## WHAT YOU HAVE TO DO
Copy verbatim every line from the one containing "svg-text:0.87650: 0.87650 [1650, 526, 1691, 538]" down to the one containing "svg-text:7 Sep 08:00: 7", with both of those lines included.

## EXERCISE MATERIALS
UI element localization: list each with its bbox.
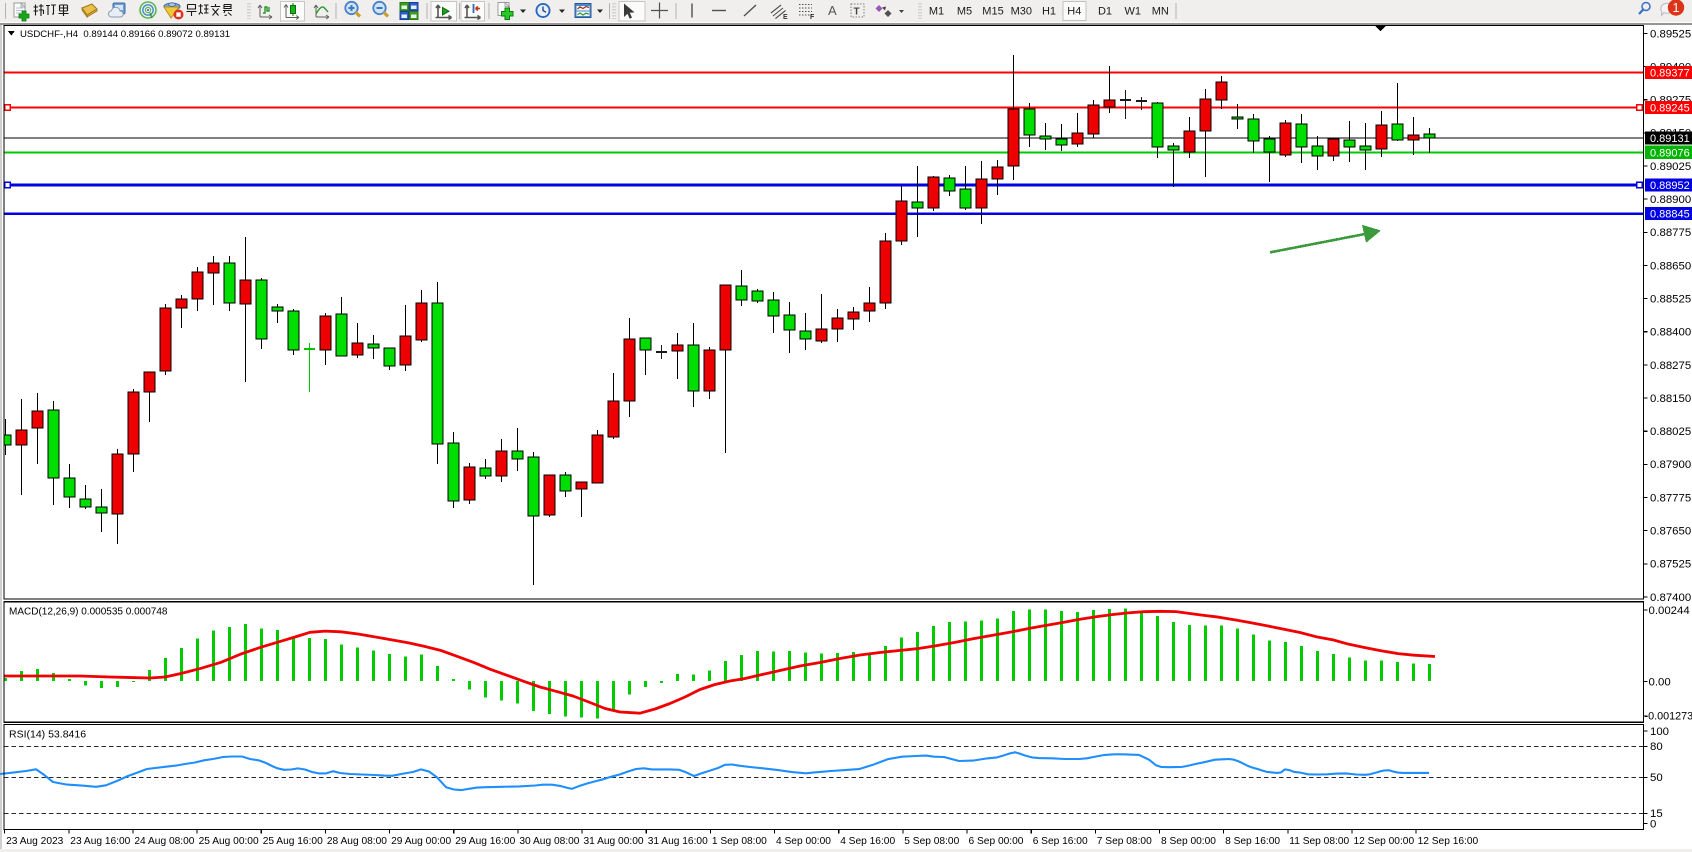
svg-text:0.87650: 0.87650 [1650, 526, 1691, 538]
svg-text:0.88150: 0.88150 [1650, 393, 1691, 405]
svg-text:E: E [783, 14, 788, 21]
svg-text:0.00244: 0.00244 [1649, 605, 1690, 617]
svg-text:12 Sep 16:00: 12 Sep 16:00 [1418, 836, 1479, 847]
svg-text:0.89076: 0.89076 [1650, 147, 1690, 159]
svg-text:30 Aug 08:00: 30 Aug 08:00 [519, 836, 579, 847]
svg-text:0.88275: 0.88275 [1650, 360, 1691, 372]
svg-text:0.87775: 0.87775 [1650, 492, 1691, 504]
svg-text:28 Aug 08:00: 28 Aug 08:00 [327, 836, 387, 847]
svg-text:15: 15 [1650, 808, 1663, 820]
svg-text:0.87900: 0.87900 [1650, 459, 1691, 471]
svg-text:4 Sep 00:00: 4 Sep 00:00 [776, 836, 831, 847]
svg-text:6 Sep 00:00: 6 Sep 00:00 [969, 836, 1024, 847]
svg-text:29 Aug 16:00: 29 Aug 16:00 [455, 836, 515, 847]
svg-text:0.89025: 0.89025 [1650, 161, 1691, 173]
svg-text:USDCHF-,H4 0.89144 0.89166 0.: USDCHF-,H4 0.89144 0.89166 0.89072 0.891… [20, 29, 230, 40]
svg-text:0.87400: 0.87400 [1650, 592, 1691, 604]
svg-text:100: 100 [1650, 726, 1669, 738]
svg-text:H4: H4 [1067, 6, 1081, 18]
svg-text:8 Sep 00:00: 8 Sep 00:00 [1161, 836, 1216, 847]
svg-text:0: 0 [1650, 818, 1656, 830]
svg-text:W1: W1 [1125, 6, 1142, 18]
svg-text:0.89377: 0.89377 [1650, 68, 1690, 80]
svg-text:6 Sep 16:00: 6 Sep 16:00 [1033, 836, 1088, 847]
svg-text:25 Aug 16:00: 25 Aug 16:00 [263, 836, 323, 847]
svg-text:F: F [810, 14, 815, 21]
svg-text:25 Aug 00:00: 25 Aug 00:00 [199, 836, 259, 847]
svg-text:24 Aug 08:00: 24 Aug 08:00 [134, 836, 194, 847]
svg-text:0.00: 0.00 [1649, 676, 1671, 688]
svg-text:0.88525: 0.88525 [1650, 294, 1691, 306]
svg-text:0.88775: 0.88775 [1650, 227, 1691, 239]
svg-text:0.88900: 0.88900 [1650, 194, 1691, 206]
svg-text:11 Sep 08:00: 11 Sep 08:00 [1289, 836, 1349, 847]
svg-text:8 Sep 16:00: 8 Sep 16:00 [1225, 836, 1280, 847]
svg-text:7 Sep 08:00: 7 Sep 08:00 [1097, 836, 1152, 847]
svg-text:M5: M5 [957, 6, 972, 18]
svg-text:T: T [854, 7, 860, 18]
svg-text:0.88845: 0.88845 [1650, 209, 1690, 221]
svg-text:M1: M1 [929, 6, 944, 18]
svg-text:29 Aug 00:00: 29 Aug 00:00 [391, 836, 451, 847]
svg-text:0.89131: 0.89131 [1650, 133, 1690, 145]
svg-text:A: A [828, 3, 837, 18]
svg-text:M15: M15 [982, 6, 1003, 18]
svg-text:5 Sep 08:00: 5 Sep 08:00 [904, 836, 959, 847]
svg-text:D1: D1 [1098, 6, 1112, 18]
svg-text:MACD(12,26,9) 0.000535 0.00074: MACD(12,26,9) 0.000535 0.000748 [9, 607, 168, 618]
svg-text:RSI(14) 53.8416: RSI(14) 53.8416 [9, 729, 86, 741]
svg-text:31 Aug 00:00: 31 Aug 00:00 [584, 836, 644, 847]
svg-text:0.87525: 0.87525 [1650, 559, 1691, 571]
svg-text:0.89525: 0.89525 [1650, 28, 1691, 40]
svg-text:23 Aug 2023: 23 Aug 2023 [6, 836, 64, 847]
svg-text:23 Aug 16:00: 23 Aug 16:00 [70, 836, 130, 847]
svg-text:0.88952: 0.88952 [1650, 180, 1690, 192]
svg-text:-0.001273: -0.001273 [1645, 711, 1692, 723]
svg-text:0.89245: 0.89245 [1650, 103, 1690, 115]
svg-text:50: 50 [1650, 772, 1663, 784]
svg-text:MN: MN [1152, 6, 1169, 18]
svg-text:1 Sep 08:00: 1 Sep 08:00 [712, 836, 767, 847]
svg-text:0.88400: 0.88400 [1650, 327, 1691, 339]
svg-text:1: 1 [1673, 1, 1680, 15]
svg-text:12 Sep 00:00: 12 Sep 00:00 [1354, 836, 1415, 847]
svg-text:31 Aug 16:00: 31 Aug 16:00 [648, 836, 708, 847]
svg-text:H1: H1 [1042, 6, 1056, 18]
svg-text:0.88025: 0.88025 [1650, 426, 1691, 438]
svg-text:M30: M30 [1011, 6, 1032, 18]
svg-text:80: 80 [1650, 741, 1663, 753]
svg-text:4 Sep 16:00: 4 Sep 16:00 [840, 836, 895, 847]
svg-text:0.88650: 0.88650 [1650, 260, 1691, 272]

## RESULT OF THE TASK
svg-text:0.87650: 0.87650 [1650, 526, 1691, 538]
svg-text:0.88150: 0.88150 [1650, 393, 1691, 405]
svg-text:E: E [783, 14, 788, 21]
svg-text:0.00244: 0.00244 [1649, 605, 1690, 617]
svg-text:12 Sep 16:00: 12 Sep 16:00 [1418, 836, 1479, 847]
svg-text:0.89076: 0.89076 [1650, 147, 1690, 159]
svg-text:30 Aug 08:00: 30 Aug 08:00 [519, 836, 579, 847]
svg-text:0.88275: 0.88275 [1650, 360, 1691, 372]
svg-text:0.87775: 0.87775 [1650, 492, 1691, 504]
svg-text:28 Aug 08:00: 28 Aug 08:00 [327, 836, 387, 847]
svg-text:15: 15 [1650, 808, 1663, 820]
svg-text:0.87900: 0.87900 [1650, 459, 1691, 471]
svg-text:4 Sep 00:00: 4 Sep 00:00 [776, 836, 831, 847]
svg-text:6 Sep 00:00: 6 Sep 00:00 [969, 836, 1024, 847]
svg-text:29 Aug 16:00: 29 Aug 16:00 [455, 836, 515, 847]
svg-text:0.89025: 0.89025 [1650, 161, 1691, 173]
svg-text:USDCHF-,H4 0.89144 0.89166 0.: USDCHF-,H4 0.89144 0.89166 0.89072 0.891… [20, 29, 230, 40]
svg-text:0.87400: 0.87400 [1650, 592, 1691, 604]
svg-text:100: 100 [1650, 726, 1669, 738]
svg-text:H4: H4 [1067, 6, 1081, 18]
svg-text:8 Sep 00:00: 8 Sep 00:00 [1161, 836, 1216, 847]
svg-text:0: 0 [1650, 818, 1656, 830]
svg-text:W1: W1 [1125, 6, 1142, 18]
svg-text:0.89377: 0.89377 [1650, 68, 1690, 80]
svg-text:6 Sep 16:00: 6 Sep 16:00 [1033, 836, 1088, 847]
svg-text:25 Aug 16:00: 25 Aug 16:00 [263, 836, 323, 847]
svg-text:F: F [810, 14, 815, 21]
svg-text:25 Aug 00:00: 25 Aug 00:00 [199, 836, 259, 847]
svg-text:24 Aug 08:00: 24 Aug 08:00 [134, 836, 194, 847]
svg-text:0.00: 0.00 [1649, 676, 1671, 688]
svg-text:0.88525: 0.88525 [1650, 294, 1691, 306]
svg-text:0.88775: 0.88775 [1650, 227, 1691, 239]
svg-text:0.88900: 0.88900 [1650, 194, 1691, 206]
svg-text:11 Sep 08:00: 11 Sep 08:00 [1289, 836, 1349, 847]
svg-text:8 Sep 16:00: 8 Sep 16:00 [1225, 836, 1280, 847]
svg-text:7 Sep 08:00: 7 Sep 08:00 [1097, 836, 1152, 847]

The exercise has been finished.